** What this task involves **
Reproduce each line bearing the word "experience".

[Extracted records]
-- START --

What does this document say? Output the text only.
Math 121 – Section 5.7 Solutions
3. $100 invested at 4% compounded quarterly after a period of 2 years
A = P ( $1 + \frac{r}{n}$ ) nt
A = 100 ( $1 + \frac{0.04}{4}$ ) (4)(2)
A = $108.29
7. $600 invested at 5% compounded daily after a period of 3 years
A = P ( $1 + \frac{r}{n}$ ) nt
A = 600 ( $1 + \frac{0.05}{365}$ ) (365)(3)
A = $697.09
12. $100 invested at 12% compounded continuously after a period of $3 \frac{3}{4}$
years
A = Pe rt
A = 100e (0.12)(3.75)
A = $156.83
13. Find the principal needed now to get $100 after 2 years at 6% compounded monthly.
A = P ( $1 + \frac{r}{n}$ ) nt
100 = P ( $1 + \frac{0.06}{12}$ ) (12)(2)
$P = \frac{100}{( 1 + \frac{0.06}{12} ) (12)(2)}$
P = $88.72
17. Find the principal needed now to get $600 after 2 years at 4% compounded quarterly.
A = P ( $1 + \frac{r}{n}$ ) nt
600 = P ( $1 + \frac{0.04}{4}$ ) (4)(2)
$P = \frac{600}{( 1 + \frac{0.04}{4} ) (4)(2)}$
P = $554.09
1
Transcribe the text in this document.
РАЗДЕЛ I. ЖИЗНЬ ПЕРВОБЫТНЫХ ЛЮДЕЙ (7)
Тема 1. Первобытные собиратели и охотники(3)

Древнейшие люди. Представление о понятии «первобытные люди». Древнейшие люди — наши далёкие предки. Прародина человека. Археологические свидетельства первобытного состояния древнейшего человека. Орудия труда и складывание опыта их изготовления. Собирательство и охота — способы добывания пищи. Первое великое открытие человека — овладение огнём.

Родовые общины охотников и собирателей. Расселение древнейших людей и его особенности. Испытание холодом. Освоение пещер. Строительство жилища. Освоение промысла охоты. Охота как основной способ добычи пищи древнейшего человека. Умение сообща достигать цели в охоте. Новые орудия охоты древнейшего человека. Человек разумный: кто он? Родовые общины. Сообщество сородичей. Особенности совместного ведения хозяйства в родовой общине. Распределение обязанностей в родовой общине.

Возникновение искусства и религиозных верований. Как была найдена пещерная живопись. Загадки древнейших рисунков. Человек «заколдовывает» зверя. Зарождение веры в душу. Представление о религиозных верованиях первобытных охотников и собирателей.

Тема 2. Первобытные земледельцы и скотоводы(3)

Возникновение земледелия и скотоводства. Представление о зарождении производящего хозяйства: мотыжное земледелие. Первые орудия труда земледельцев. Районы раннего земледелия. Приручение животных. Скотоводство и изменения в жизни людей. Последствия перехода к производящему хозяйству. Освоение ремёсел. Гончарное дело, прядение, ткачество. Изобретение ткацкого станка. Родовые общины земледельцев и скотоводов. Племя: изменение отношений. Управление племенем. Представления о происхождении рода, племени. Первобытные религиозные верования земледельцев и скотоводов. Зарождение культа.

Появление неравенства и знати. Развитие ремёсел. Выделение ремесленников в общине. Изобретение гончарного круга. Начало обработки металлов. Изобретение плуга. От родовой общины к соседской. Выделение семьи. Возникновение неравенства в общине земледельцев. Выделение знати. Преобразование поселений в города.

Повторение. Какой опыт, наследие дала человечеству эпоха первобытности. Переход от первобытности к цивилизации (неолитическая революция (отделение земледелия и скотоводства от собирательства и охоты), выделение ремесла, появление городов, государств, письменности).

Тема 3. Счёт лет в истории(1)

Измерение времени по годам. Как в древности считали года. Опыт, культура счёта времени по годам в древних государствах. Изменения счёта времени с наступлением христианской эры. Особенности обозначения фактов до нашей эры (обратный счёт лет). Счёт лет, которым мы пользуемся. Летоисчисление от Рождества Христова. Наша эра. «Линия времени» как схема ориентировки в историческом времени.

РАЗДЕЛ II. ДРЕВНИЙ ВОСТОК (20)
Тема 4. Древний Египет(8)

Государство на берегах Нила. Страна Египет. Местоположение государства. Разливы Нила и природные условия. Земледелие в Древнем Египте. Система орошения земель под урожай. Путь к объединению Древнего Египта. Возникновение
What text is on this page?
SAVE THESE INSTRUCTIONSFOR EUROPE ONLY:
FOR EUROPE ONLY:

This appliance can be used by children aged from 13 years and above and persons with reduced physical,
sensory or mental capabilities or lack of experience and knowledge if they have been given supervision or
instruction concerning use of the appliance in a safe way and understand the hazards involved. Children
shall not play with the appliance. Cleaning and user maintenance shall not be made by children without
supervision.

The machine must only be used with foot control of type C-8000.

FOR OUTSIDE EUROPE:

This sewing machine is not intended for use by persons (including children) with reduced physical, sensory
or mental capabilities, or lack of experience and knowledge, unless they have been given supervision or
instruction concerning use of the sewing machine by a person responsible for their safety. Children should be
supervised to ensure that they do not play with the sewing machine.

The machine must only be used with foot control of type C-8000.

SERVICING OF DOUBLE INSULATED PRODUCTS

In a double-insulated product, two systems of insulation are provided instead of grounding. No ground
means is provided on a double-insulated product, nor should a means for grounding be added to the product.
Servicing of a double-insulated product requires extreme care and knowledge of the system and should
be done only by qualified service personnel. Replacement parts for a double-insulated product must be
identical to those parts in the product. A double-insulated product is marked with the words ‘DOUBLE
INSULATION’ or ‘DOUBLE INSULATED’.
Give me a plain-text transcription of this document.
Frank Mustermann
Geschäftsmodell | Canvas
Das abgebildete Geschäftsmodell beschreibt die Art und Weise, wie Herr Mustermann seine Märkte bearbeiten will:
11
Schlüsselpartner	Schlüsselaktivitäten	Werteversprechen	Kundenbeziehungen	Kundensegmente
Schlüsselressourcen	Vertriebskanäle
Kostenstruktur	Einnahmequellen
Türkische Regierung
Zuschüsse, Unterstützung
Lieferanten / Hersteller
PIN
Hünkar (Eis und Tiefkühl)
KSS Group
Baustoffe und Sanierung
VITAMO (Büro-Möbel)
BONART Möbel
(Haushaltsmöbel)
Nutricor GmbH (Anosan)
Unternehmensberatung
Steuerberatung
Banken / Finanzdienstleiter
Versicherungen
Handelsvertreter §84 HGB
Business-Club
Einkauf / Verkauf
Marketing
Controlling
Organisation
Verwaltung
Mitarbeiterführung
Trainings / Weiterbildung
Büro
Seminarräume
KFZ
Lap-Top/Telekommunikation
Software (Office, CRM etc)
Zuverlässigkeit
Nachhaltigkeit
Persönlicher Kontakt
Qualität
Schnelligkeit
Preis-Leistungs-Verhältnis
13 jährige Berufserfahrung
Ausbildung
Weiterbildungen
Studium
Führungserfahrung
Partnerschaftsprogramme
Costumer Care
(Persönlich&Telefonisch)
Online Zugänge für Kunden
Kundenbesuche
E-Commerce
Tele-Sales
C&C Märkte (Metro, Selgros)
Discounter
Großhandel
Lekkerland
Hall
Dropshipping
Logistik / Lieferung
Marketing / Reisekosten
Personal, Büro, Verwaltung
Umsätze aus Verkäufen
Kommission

-- END --

** Worked answer **
sensory or mental capabilities or lack of experience and knowledge if they have been given supervision or
or mental capabilities, or lack of experience and knowledge, unless they have been given supervision or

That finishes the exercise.